- TO BE DONE
Repeat every line of the data exactly, but not the pictures.

::::

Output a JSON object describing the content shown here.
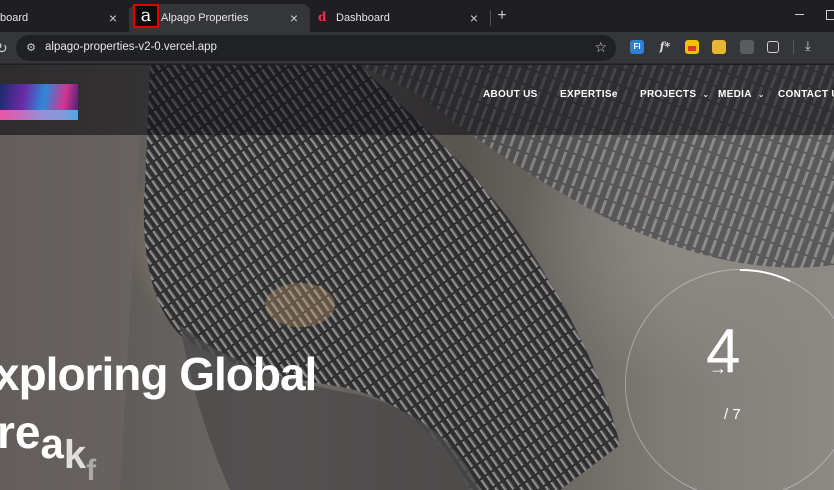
{
  "browser": {
    "tabs": [
      {
        "title": "board",
        "favicon": "dashboard-icon"
      },
      {
        "title": "Alpago Properties",
        "favicon": "alpago-a-icon",
        "favicon_glyph": "a",
        "active": true
      },
      {
        "title": "Dashboard",
        "favicon": "dashboard-d-icon",
        "favicon_glyph": "d"
      }
    ],
    "close_glyph": "×",
    "new_tab_glyph": "+",
    "url": "alpago-properties-v2-0.vercel.app",
    "bookmark_glyph": "☆",
    "ext_fi": "FI",
    "ext_fx": "f*",
    "download_glyph": "⤓",
    "reload_glyph": "↻",
    "site_info_glyph": "⚙"
  },
  "site": {
    "nav": [
      {
        "label": "ABOUT US",
        "dropdown": false
      },
      {
        "label": "EXPERTISe",
        "dropdown": false
      },
      {
        "label": "PROJECTS",
        "dropdown": true
      },
      {
        "label": "MEDIA",
        "dropdown": true
      },
      {
        "label": "CONTACT U",
        "dropdown": false
      }
    ],
    "chevron_glyph": "⌄",
    "hero": {
      "line1": "xploring Global",
      "line2_a": "re",
      "line2_b": "a",
      "line2_c": "k",
      "line2_d": "f"
    },
    "counter": {
      "current": "4",
      "arrow": "→",
      "total": "/ 7"
    }
  },
  "colors": {
    "tab_bg": "#1f1f23",
    "active_tab": "#35363a",
    "highlight_box": "#e00000"
  }
}
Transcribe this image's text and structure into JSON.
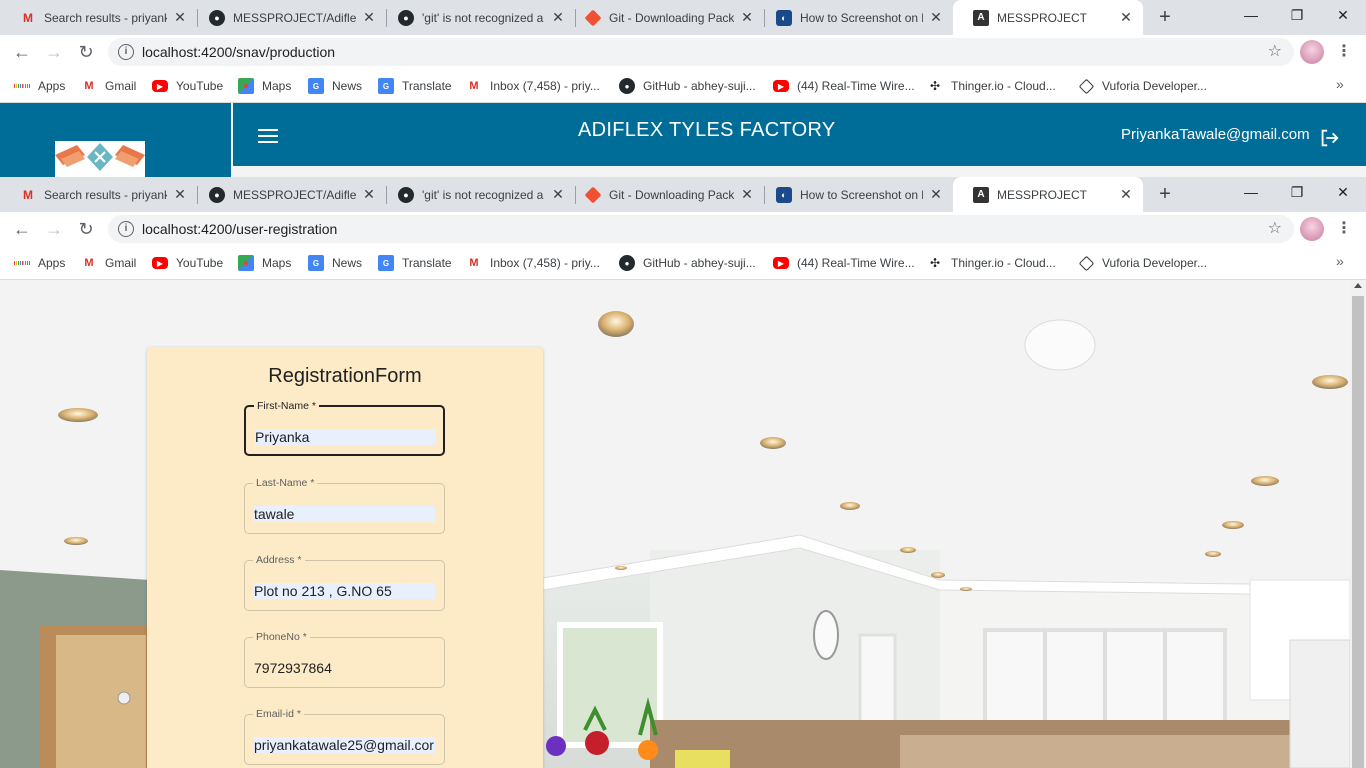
{
  "tabs": [
    {
      "title": "Search results - priyank",
      "icon": "gmail-icon",
      "active": false
    },
    {
      "title": "MESSPROJECT/Adiflex.r",
      "icon": "github-icon",
      "active": false
    },
    {
      "title": "'git' is not recognized a",
      "icon": "github-icon",
      "active": false
    },
    {
      "title": "Git - Downloading Pack",
      "icon": "git-icon",
      "active": false
    },
    {
      "title": "How to Screenshot on l",
      "icon": "site-icon",
      "active": false
    },
    {
      "title": "MESSPROJECT",
      "icon": "angular-icon",
      "active": true
    }
  ],
  "browser_one": {
    "url": "localhost:4200/snav/production"
  },
  "browser_two": {
    "url": "localhost:4200/user-registration"
  },
  "bookmarks": [
    {
      "label": "Apps",
      "icon": "apps-grid-icon"
    },
    {
      "label": "Gmail",
      "icon": "gmail-icon"
    },
    {
      "label": "YouTube",
      "icon": "youtube-icon"
    },
    {
      "label": "Maps",
      "icon": "maps-icon"
    },
    {
      "label": "News",
      "icon": "news-icon"
    },
    {
      "label": "Translate",
      "icon": "translate-icon"
    },
    {
      "label": "Inbox (7,458) - priy...",
      "icon": "gmail-icon"
    },
    {
      "label": "GitHub - abhey-suji...",
      "icon": "github-icon"
    },
    {
      "label": "(44) Real-Time Wire...",
      "icon": "youtube-icon"
    },
    {
      "label": "Thinger.io - Cloud...",
      "icon": "thinger-icon"
    },
    {
      "label": "Vuforia Developer...",
      "icon": "vuforia-icon"
    }
  ],
  "app": {
    "title": "ADIFLEX TYLES FACTORY",
    "user_email": "PriyankaTawale@gmail.com"
  },
  "form": {
    "heading": "RegistrationForm",
    "fields": [
      {
        "label": "First-Name *",
        "value": "Priyanka"
      },
      {
        "label": "Last-Name *",
        "value": "tawale"
      },
      {
        "label": "Address *",
        "value": "Plot no 213 , G.NO 65"
      },
      {
        "label": "PhoneNo *",
        "value": "7972937864"
      },
      {
        "label": "Email-id *",
        "value": "priyankatawale25@gmail.cor"
      }
    ]
  },
  "colors": {
    "app_bar": "#006d99",
    "card_bg": "#fdebc8",
    "chrome_bg": "#dee1e6",
    "autofill_bg": "#e8f0fe"
  }
}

::::

- EXERCISE RESULT
Output a JSON object describing the content shown here.
{
  "browser": {
    "tabs": [
      {
        "title": "board",
        "favicon": "dashboard-icon"
      },
      {
        "title": "Alpago Properties",
        "favicon": "alpago-a-icon",
        "favicon_glyph": "a",
        "active": true
      },
      {
        "title": "Dashboard",
        "favicon": "dashboard-d-icon",
        "favicon_glyph": "d"
      }
    ],
    "close_glyph": "×",
    "new_tab_glyph": "+",
    "url": "alpago-properties-v2-0.vercel.app",
    "bookmark_glyph": "☆",
    "ext_fi": "FI",
    "ext_fx": "f*",
    "download_glyph": "⤓",
    "reload_glyph": "↻",
    "site_info_glyph": "⚙"
  },
  "site": {
    "nav": [
      {
        "label": "ABOUT US",
        "dropdown": false
      },
      {
        "label": "EXPERTISe",
        "dropdown": false
      },
      {
        "label": "PROJECTS",
        "dropdown": true
      },
      {
        "label": "MEDIA",
        "dropdown": true
      },
      {
        "label": "CONTACT U",
        "dropdown": false
      }
    ],
    "chevron_glyph": "⌄",
    "hero": {
      "line1": "xploring Global",
      "line2_a": "re",
      "line2_b": "a",
      "line2_c": "k",
      "line2_d": "f"
    },
    "counter": {
      "current": "4",
      "arrow": "→",
      "total": "/ 7"
    }
  },
  "colors": {
    "tab_bg": "#1f1f23",
    "active_tab": "#35363a",
    "highlight_box": "#e00000"
  }
}
Transcribe this image's text and structure into JSON.
{
  "tabs": [
    {
      "title": "Search results - priyank",
      "icon": "gmail-icon",
      "active": false
    },
    {
      "title": "MESSPROJECT/Adiflex.r",
      "icon": "github-icon",
      "active": false
    },
    {
      "title": "'git' is not recognized a",
      "icon": "github-icon",
      "active": false
    },
    {
      "title": "Git - Downloading Pack",
      "icon": "git-icon",
      "active": false
    },
    {
      "title": "How to Screenshot on l",
      "icon": "site-icon",
      "active": false
    },
    {
      "title": "MESSPROJECT",
      "icon": "angular-icon",
      "active": true
    }
  ],
  "browser_one": {
    "url": "localhost:4200/snav/production"
  },
  "browser_two": {
    "url": "localhost:4200/user-registration"
  },
  "bookmarks": [
    {
      "label": "Apps",
      "icon": "apps-grid-icon"
    },
    {
      "label": "Gmail",
      "icon": "gmail-icon"
    },
    {
      "label": "YouTube",
      "icon": "youtube-icon"
    },
    {
      "label": "Maps",
      "icon": "maps-icon"
    },
    {
      "label": "News",
      "icon": "news-icon"
    },
    {
      "label": "Translate",
      "icon": "translate-icon"
    },
    {
      "label": "Inbox (7,458) - priy...",
      "icon": "gmail-icon"
    },
    {
      "label": "GitHub - abhey-suji...",
      "icon": "github-icon"
    },
    {
      "label": "(44) Real-Time Wire...",
      "icon": "youtube-icon"
    },
    {
      "label": "Thinger.io - Cloud...",
      "icon": "thinger-icon"
    },
    {
      "label": "Vuforia Developer...",
      "icon": "vuforia-icon"
    }
  ],
  "app": {
    "title": "ADIFLEX TYLES FACTORY",
    "user_email": "PriyankaTawale@gmail.com"
  },
  "form": {
    "heading": "RegistrationForm",
    "fields": [
      {
        "label": "First-Name *",
        "value": "Priyanka"
      },
      {
        "label": "Last-Name *",
        "value": "tawale"
      },
      {
        "label": "Address *",
        "value": "Plot no 213 , G.NO 65"
      },
      {
        "label": "PhoneNo *",
        "value": "7972937864"
      },
      {
        "label": "Email-id *",
        "value": "priyankatawale25@gmail.cor"
      }
    ]
  },
  "colors": {
    "app_bar": "#006d99",
    "card_bg": "#fdebc8",
    "chrome_bg": "#dee1e6",
    "autofill_bg": "#e8f0fe"
  }
}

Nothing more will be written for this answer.